-- Quoted passage follows --
In connection with the Private Placement, the Managers and any of their affiliates, acting as investors for their own accounts, may subscribe for or purchase shares and in that capacity may retain, purchase, sell, offer to sell or otherwise deal for their own accounts in such shares and other securities of the Company or related investments in connection with the Private Placement or otherwise. Accordingly, references in any subscription materials to the shares being issued, offered, subscribed, acquired, placed or otherwise dealt in should be read as including any issue or offer to, or subscription, acquisition, placing or dealing by, such Managers and any of their affiliates acting as investors for their own accounts. The Managers do not intend to disclose the extent of any such investment or transactions otherwise than in accordance with any legal or regulatory obligations to do so.
-- Quoted passage concluded --
-- Record excerpts follows --
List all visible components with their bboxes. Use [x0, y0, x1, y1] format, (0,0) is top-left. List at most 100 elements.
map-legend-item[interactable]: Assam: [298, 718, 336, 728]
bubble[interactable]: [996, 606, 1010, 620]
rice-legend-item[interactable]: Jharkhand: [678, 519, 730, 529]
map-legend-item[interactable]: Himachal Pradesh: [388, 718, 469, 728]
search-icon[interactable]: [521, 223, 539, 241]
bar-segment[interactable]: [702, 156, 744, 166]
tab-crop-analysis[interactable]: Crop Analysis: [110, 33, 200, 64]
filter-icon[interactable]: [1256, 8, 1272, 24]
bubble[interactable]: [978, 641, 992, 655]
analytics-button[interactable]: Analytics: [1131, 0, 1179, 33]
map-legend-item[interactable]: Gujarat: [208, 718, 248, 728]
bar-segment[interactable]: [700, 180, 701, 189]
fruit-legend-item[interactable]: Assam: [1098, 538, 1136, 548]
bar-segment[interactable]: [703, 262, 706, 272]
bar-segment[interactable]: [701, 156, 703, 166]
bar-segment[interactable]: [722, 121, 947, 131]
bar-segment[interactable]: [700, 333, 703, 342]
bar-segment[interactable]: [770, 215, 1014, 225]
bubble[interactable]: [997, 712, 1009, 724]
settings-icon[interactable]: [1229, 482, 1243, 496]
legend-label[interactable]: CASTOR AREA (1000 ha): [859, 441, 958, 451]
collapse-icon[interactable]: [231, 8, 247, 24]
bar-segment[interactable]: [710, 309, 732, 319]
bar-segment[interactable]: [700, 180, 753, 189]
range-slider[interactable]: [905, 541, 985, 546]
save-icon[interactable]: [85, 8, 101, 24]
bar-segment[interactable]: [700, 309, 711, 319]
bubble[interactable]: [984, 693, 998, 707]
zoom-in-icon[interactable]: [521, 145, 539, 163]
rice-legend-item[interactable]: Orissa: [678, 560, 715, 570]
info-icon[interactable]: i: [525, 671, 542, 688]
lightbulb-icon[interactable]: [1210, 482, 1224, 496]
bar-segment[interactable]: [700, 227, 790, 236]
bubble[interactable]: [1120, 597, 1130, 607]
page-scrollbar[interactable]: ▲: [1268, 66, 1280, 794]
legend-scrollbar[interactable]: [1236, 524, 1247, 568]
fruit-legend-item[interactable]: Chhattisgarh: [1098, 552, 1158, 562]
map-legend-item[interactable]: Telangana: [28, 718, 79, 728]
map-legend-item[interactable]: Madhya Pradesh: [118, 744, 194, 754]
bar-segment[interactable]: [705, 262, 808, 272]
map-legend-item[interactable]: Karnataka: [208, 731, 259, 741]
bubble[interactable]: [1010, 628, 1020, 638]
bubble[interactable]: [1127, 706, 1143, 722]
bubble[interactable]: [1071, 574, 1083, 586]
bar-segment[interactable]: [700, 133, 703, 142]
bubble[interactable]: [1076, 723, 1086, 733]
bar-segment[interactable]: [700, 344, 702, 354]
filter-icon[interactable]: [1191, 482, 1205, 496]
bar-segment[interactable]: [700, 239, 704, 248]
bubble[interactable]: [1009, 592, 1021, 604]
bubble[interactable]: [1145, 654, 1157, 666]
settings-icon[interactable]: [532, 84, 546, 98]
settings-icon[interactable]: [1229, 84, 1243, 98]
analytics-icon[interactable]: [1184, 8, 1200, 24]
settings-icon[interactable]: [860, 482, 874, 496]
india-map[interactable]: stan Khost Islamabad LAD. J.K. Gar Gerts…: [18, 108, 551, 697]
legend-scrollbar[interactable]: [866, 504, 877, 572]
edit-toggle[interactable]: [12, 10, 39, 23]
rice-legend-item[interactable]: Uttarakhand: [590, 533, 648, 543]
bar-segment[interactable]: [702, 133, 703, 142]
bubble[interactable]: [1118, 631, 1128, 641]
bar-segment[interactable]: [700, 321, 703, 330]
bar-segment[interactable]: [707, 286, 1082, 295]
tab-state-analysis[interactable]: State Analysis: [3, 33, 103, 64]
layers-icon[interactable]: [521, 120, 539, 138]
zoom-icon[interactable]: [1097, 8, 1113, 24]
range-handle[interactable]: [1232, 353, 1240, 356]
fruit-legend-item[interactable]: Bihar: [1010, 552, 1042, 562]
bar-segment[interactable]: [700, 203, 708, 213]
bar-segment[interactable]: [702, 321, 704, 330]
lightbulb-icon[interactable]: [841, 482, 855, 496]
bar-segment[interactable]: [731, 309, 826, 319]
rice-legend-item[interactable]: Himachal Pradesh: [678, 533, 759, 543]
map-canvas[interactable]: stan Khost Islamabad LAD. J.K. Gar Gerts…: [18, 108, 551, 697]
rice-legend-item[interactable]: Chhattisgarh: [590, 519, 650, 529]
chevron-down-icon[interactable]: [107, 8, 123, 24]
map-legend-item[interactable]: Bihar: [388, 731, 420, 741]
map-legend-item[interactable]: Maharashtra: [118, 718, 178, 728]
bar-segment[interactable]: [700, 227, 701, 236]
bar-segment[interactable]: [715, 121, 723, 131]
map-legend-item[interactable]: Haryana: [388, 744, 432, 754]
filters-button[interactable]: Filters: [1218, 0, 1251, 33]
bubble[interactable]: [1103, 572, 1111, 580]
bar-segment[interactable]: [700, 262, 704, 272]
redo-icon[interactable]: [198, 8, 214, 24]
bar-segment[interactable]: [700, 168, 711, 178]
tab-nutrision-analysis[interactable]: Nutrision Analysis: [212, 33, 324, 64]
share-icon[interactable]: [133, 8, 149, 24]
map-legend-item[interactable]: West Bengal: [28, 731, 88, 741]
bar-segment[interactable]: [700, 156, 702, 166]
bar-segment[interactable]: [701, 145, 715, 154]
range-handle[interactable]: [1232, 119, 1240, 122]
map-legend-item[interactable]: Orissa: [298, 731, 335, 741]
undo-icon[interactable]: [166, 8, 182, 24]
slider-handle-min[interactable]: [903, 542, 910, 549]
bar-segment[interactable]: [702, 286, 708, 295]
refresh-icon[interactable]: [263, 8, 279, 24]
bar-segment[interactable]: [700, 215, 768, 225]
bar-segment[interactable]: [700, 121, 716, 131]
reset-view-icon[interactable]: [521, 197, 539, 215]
-- Record excerpts concluded --
Questions to answer
(A) For each statement below, say whether it agrees with the passage on the Private Placement, answering yes or no and quoting the deciding words. (i) The Managers and their affiliates may buy shares for their own accounts. (ii) The Managers plan to disclose the full extent of their own investment in the shares. (iii) References in subscription materials to shares being placed include placing by the Managers acting as investors for their own accounts.
(B) Carry the passage on the Private Placement forward from its final sentence.

Exercise responses
(A)
(i) Yes: "the Managers and any of their affiliates, acting as investors for their own accounts, may subscribe for or purchase shares"
(ii) No: "The Managers do not intend to disclose the extent of any such investment or transactions otherwise than in accordance with any legal or regulatory obligations to do so."
(iii) Yes: "references in any subscription materials to the shares being issued, offered, subscribed, acquired, placed or otherwise dealt in should be read as including any issue or offer to, or subscription, acquisition, placing or dealing by, such Managers and any of their affiliates acting as investors for their own accounts"

(B)
Matters discussed in this announcement may constitute forward-looking statements. Forward-looking statements are statements that are not historical facts and may be identified by words such as "believe", "aims", "expect", "anticipate", "intends", "estimate", "will", "may", "continue", "should" and similar expressions. The forward-looking statements in this release are based upon various assumptions, many of which are based, in turn, upon further assumptions. Although the Company believes that these assumptions were reasonable when made, these assumptions are inherently subject to significant known and unknown risks, uncertainties, contingencies, and other important factors which are difficult or impossible to predict and are beyond its control. Such risks, uncertainties, contingencies, and other important factors could cause actual events to differ materially from the expectations expressed or implied in this release by such forward-looking statements. Forward-looking statements speak only as of the date they are made and cannot be relied upon as a guide to future performance. The Company, each of the Managers and their respective affiliates expressly disclaims any obligation or undertaking to update, review or revise any forward-looking statement contained in this announcement whether as a result of new information, future developments or otherwise. The information, opinions and forward-looking statements contained in this announcement speak only as at its date and are subject to change without notice.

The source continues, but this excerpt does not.